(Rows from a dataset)
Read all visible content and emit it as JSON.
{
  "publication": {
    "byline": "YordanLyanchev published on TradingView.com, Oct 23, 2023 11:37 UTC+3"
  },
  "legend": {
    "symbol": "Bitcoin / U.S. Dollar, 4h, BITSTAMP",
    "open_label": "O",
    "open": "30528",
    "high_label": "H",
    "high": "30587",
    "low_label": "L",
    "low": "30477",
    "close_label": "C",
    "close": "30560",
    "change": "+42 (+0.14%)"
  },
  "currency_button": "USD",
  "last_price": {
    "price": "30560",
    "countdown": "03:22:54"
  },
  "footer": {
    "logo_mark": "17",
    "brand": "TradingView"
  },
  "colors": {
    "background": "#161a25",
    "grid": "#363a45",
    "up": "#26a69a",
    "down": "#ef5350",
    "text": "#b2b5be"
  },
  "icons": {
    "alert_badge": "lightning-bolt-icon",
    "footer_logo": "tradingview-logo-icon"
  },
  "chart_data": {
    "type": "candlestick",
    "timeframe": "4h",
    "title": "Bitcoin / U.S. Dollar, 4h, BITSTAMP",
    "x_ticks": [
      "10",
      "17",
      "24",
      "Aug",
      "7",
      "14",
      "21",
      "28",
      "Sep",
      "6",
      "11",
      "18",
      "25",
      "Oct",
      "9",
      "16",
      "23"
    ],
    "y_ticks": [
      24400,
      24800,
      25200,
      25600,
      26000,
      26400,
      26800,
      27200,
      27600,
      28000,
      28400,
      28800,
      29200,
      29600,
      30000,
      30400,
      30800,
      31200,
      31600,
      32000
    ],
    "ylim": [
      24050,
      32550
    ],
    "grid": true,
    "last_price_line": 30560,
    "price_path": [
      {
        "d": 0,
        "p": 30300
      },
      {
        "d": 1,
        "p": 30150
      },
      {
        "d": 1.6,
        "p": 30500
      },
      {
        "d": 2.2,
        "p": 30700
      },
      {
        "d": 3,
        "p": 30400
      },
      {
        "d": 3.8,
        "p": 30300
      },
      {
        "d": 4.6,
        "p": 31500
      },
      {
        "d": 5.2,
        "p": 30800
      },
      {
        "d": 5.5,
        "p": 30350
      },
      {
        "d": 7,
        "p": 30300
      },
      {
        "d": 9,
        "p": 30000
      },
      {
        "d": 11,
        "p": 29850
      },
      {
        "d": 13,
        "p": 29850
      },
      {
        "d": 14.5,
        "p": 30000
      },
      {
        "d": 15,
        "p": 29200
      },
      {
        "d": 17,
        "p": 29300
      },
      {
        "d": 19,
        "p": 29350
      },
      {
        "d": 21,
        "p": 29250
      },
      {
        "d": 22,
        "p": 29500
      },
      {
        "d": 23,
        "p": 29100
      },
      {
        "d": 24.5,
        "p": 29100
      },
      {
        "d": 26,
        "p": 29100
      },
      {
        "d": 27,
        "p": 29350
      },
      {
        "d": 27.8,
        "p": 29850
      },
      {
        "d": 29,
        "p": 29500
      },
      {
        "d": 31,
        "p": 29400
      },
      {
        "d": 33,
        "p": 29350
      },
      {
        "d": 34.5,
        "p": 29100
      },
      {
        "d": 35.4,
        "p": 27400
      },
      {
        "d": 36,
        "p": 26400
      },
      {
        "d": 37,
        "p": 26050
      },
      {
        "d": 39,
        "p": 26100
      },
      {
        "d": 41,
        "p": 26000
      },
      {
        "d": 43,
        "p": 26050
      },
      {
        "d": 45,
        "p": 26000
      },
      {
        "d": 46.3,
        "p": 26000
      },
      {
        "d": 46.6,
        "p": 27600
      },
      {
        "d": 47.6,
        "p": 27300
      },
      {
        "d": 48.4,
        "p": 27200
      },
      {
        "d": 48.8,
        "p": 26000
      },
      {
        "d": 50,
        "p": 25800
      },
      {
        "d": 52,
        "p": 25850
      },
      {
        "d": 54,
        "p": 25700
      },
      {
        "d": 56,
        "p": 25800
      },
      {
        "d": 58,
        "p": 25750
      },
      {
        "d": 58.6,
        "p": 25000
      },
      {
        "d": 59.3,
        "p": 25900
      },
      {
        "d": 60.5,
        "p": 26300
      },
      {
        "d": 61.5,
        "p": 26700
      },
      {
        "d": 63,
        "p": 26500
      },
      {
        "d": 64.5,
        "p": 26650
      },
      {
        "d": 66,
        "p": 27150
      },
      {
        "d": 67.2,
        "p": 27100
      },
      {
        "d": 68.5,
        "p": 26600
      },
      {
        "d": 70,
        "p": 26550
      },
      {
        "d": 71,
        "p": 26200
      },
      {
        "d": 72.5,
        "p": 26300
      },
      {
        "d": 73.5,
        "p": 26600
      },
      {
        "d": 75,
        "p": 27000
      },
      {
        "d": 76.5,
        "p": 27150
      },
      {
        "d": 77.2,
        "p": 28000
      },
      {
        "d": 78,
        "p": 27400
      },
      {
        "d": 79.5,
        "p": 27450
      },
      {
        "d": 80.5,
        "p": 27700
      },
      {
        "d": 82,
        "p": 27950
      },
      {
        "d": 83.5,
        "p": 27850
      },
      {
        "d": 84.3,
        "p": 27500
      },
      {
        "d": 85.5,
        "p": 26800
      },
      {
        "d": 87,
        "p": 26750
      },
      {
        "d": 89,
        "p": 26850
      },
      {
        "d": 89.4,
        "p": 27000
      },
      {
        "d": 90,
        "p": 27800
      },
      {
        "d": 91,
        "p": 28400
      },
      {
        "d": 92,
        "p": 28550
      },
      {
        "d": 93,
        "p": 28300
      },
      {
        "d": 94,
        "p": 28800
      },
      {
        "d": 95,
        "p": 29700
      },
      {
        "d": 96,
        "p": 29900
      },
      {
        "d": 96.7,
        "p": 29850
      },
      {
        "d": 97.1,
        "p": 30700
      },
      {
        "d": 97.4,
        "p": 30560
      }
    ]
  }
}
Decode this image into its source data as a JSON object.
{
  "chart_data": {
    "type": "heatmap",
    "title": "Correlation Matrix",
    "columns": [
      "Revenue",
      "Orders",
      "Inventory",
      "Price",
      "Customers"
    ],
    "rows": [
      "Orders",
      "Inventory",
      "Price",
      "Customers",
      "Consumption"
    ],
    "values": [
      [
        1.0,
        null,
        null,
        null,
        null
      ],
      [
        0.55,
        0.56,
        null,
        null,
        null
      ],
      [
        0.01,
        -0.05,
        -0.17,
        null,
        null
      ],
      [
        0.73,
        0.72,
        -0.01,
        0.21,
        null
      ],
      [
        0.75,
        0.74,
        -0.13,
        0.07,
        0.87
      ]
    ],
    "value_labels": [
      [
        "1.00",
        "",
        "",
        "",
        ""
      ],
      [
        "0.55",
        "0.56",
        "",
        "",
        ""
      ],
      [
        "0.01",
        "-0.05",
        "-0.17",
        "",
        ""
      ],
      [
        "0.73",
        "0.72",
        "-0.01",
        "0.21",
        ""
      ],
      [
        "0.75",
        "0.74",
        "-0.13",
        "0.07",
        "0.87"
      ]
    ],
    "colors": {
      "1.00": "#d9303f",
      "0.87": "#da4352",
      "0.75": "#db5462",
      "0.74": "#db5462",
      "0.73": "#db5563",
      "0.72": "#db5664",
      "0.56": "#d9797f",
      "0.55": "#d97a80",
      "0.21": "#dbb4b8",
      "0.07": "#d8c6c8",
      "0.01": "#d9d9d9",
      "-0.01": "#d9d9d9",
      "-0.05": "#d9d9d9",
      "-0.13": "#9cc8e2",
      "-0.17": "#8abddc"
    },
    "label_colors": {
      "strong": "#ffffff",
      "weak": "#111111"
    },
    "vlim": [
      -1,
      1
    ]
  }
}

◆ **CHALLENGE**: Where a line holds the string "BITSTAMP", copy that line.

◆ **SOLVED EXERCISE**:
    "symbol": "Bitcoin / U.S. Dollar, 4h, BITSTAMP",
    "title": "Bitcoin / U.S. Dollar, 4h, BITSTAMP",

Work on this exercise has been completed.